_Short exercise_
Select every line containing the word "Alaska" from the material, and copy those lines.

_Information provided_
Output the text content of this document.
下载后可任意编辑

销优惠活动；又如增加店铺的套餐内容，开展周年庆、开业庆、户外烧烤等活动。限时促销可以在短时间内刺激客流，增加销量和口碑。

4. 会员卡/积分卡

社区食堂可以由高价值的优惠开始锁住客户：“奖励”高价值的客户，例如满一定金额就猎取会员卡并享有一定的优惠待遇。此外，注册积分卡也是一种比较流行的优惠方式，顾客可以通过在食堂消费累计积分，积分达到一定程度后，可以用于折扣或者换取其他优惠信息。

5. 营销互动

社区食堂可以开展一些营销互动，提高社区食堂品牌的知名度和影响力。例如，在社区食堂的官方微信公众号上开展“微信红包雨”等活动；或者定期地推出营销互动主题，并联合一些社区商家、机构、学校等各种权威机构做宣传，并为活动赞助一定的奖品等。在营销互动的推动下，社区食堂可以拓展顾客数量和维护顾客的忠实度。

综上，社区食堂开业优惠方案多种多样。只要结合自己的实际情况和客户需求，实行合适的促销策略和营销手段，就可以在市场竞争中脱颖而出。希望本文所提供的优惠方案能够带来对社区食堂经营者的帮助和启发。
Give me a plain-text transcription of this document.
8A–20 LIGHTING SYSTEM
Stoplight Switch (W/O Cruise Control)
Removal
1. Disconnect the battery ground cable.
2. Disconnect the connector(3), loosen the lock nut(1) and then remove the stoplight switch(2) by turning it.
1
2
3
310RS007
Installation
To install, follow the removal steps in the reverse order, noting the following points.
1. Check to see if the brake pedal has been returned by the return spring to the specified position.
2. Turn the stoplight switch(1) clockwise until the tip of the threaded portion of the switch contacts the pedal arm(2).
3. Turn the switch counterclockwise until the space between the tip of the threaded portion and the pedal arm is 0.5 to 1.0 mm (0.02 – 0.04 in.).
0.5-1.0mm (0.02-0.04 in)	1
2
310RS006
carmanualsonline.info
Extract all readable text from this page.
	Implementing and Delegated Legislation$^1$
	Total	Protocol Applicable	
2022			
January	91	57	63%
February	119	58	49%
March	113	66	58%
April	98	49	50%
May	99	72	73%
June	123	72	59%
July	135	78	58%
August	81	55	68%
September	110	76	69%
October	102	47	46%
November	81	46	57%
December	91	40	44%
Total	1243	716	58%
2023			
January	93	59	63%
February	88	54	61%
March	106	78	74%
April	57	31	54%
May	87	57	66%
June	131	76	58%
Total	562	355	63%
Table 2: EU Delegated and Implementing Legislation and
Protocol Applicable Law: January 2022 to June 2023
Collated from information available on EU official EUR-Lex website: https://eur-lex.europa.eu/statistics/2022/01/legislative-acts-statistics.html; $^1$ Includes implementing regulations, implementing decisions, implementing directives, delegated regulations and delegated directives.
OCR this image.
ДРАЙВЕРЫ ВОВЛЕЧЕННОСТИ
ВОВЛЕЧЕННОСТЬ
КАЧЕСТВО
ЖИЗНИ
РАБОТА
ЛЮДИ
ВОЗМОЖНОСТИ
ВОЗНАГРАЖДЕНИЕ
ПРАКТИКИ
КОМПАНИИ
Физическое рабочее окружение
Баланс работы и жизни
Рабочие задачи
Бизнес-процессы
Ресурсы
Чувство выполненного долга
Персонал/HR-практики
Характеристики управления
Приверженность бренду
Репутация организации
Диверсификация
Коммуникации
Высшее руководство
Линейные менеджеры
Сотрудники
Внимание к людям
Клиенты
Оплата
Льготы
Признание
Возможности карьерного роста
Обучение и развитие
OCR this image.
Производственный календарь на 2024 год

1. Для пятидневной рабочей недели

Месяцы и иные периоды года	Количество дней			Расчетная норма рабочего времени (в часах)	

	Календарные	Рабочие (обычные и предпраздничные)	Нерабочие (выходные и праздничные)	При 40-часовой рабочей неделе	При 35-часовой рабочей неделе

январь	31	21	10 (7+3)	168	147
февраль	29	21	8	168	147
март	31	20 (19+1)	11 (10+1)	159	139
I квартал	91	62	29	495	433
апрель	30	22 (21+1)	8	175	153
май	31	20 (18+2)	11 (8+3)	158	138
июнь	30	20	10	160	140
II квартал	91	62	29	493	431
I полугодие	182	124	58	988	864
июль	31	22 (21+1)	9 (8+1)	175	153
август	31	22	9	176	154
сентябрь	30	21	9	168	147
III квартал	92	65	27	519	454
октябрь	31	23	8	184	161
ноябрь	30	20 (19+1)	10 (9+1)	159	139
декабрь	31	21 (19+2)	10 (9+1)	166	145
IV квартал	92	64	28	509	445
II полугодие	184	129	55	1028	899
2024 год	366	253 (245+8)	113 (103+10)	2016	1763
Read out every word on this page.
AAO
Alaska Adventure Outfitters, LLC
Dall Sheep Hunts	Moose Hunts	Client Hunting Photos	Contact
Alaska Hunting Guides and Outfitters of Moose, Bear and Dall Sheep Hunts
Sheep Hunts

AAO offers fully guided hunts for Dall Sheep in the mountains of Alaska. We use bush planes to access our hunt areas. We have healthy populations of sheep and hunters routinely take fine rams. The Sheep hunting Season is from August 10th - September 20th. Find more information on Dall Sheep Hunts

_Final result_
Alaska Adventure Outfitters, LLC
Alaska Hunting Guides and Outfitters of Moose, Bear and Dall Sheep Hunts
AAO offers fully guided hunts for Dall Sheep in the mountains of Alaska. We use bush planes to access our hunt areas. We have healthy populations of sheep and hunters routinely take fine rams. The Sheep hunting Season is from August 10th - September 20th. Find more information on Dall Sheep Hunts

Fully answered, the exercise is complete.